Figure record listings>

:::::

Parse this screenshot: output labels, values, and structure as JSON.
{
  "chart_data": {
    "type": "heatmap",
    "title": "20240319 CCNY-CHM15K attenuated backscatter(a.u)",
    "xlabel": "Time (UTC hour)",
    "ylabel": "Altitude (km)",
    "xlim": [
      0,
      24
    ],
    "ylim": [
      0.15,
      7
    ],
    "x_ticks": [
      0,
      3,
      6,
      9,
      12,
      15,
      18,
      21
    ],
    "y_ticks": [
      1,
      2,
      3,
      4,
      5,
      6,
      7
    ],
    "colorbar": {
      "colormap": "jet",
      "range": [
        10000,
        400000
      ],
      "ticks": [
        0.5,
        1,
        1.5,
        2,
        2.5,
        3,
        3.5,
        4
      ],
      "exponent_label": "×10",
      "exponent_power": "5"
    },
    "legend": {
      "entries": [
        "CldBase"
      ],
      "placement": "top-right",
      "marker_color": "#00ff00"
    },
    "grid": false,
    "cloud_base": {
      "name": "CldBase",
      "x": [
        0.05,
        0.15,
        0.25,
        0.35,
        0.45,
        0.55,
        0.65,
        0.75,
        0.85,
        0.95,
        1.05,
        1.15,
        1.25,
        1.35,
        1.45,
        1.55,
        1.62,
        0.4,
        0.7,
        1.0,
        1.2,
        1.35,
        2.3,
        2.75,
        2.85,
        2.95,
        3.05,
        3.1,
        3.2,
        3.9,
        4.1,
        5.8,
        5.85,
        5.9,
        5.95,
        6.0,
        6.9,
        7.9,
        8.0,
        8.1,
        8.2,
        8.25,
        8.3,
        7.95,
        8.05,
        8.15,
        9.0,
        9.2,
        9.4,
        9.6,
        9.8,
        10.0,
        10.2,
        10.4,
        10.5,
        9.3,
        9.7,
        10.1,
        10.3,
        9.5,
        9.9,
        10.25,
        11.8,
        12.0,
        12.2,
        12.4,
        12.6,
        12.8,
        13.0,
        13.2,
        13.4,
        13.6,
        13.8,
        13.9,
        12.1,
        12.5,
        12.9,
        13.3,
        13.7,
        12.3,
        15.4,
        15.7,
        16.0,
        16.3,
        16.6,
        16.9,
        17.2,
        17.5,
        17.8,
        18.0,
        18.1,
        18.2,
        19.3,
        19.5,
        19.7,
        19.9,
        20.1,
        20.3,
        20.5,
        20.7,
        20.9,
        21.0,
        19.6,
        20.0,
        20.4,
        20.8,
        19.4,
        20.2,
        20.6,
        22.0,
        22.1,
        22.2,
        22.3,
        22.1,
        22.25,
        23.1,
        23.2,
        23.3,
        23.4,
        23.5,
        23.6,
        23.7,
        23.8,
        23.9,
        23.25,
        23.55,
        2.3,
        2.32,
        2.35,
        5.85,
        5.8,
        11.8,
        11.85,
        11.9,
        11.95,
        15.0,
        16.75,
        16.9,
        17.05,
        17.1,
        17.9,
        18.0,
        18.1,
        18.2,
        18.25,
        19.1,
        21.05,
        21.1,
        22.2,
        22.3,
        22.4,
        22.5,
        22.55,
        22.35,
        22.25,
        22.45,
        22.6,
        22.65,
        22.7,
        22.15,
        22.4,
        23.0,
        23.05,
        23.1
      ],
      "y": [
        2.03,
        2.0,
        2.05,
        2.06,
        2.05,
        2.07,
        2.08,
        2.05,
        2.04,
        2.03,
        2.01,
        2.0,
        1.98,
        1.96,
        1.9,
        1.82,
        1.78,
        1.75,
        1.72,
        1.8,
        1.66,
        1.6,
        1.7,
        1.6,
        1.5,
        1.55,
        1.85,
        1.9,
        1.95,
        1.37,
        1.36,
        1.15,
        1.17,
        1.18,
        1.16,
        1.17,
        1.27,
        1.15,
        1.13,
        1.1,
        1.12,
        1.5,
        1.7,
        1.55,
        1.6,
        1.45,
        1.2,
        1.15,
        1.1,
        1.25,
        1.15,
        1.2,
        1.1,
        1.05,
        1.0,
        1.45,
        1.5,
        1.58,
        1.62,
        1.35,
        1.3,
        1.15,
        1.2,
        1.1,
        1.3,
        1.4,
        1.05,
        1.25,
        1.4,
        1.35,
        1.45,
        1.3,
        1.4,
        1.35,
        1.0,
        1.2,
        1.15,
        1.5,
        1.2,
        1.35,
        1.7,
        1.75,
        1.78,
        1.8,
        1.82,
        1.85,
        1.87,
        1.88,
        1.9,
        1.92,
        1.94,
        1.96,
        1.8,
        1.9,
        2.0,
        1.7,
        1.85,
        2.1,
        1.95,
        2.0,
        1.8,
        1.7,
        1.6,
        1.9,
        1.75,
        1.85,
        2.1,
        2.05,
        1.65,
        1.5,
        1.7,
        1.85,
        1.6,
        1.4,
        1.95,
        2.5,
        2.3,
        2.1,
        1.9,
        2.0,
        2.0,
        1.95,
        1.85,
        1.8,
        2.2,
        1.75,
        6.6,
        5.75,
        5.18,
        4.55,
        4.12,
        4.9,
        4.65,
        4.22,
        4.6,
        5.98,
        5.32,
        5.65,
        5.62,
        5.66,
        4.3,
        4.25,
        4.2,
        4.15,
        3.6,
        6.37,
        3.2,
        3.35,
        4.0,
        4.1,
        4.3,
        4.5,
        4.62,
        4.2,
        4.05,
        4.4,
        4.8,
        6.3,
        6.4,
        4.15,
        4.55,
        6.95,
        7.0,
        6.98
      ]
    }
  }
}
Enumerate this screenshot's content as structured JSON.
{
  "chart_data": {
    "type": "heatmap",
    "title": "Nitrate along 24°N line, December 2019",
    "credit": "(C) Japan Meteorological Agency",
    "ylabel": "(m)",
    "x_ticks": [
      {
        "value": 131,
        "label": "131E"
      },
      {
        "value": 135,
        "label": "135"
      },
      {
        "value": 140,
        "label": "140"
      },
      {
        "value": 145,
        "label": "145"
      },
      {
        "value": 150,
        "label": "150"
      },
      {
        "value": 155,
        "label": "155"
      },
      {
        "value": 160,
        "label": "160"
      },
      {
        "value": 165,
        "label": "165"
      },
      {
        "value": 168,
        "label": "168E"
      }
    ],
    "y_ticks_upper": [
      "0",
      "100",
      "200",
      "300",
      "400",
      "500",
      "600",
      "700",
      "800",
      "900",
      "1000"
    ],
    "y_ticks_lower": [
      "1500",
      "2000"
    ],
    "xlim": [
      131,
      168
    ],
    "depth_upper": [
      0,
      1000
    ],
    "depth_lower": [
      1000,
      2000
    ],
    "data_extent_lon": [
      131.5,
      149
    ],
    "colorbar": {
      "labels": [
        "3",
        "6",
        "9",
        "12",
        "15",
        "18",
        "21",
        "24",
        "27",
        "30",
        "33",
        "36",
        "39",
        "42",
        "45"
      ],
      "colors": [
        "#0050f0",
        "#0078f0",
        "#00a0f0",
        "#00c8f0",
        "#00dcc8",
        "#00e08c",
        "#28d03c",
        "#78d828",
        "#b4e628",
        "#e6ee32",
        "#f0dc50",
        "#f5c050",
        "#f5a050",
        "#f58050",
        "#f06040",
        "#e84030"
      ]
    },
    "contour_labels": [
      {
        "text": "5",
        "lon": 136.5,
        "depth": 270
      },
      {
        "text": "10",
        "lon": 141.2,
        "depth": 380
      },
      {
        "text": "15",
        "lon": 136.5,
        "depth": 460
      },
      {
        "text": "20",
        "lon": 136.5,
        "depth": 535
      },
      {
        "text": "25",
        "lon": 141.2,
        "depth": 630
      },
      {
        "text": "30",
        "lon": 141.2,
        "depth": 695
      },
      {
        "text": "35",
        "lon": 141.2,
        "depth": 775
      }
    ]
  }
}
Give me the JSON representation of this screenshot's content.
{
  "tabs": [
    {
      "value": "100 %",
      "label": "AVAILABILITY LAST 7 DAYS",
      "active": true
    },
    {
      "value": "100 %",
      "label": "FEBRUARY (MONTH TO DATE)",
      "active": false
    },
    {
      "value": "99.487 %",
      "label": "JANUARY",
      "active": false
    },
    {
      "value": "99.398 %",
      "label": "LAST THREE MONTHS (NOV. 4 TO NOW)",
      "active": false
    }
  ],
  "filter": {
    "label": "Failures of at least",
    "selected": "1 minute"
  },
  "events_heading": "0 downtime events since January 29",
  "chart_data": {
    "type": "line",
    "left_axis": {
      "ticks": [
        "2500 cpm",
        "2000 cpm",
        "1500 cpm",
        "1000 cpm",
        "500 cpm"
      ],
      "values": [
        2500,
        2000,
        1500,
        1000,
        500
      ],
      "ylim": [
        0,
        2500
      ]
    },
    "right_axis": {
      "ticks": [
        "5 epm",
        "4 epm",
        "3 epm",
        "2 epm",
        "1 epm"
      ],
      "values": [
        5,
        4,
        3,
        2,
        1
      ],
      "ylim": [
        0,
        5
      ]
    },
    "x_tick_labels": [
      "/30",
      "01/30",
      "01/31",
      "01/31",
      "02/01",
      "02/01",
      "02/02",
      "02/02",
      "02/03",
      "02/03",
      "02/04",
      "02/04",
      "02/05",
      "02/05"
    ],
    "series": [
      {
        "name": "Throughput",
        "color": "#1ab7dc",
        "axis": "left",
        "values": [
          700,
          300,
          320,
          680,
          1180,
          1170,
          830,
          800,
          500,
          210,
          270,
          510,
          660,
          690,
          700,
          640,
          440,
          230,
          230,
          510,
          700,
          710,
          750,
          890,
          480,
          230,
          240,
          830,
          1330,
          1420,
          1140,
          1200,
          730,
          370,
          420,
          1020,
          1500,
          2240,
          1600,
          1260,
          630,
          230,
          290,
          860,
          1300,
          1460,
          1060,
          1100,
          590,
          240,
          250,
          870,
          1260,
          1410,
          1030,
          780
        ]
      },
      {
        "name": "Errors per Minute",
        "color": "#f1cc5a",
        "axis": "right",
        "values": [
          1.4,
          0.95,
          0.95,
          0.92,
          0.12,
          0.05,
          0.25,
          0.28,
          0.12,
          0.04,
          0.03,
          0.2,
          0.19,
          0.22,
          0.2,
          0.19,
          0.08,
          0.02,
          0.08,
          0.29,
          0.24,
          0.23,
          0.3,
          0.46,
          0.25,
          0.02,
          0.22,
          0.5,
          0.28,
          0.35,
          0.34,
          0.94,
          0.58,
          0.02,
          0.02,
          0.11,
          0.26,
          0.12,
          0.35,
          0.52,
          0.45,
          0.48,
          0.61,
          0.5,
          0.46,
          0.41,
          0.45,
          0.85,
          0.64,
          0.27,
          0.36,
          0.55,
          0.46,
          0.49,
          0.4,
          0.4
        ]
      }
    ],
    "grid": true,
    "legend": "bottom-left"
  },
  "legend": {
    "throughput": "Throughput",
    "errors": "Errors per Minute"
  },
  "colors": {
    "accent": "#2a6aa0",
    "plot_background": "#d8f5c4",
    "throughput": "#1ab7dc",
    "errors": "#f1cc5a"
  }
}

:::::

EXERCISE PROMPT>
Read through the lines above and collect those that contain the string "name".

SOLVED EXERCISE>
      "name": "CldBase",
        "name": "Throughput",
        "name": "Errors per Minute",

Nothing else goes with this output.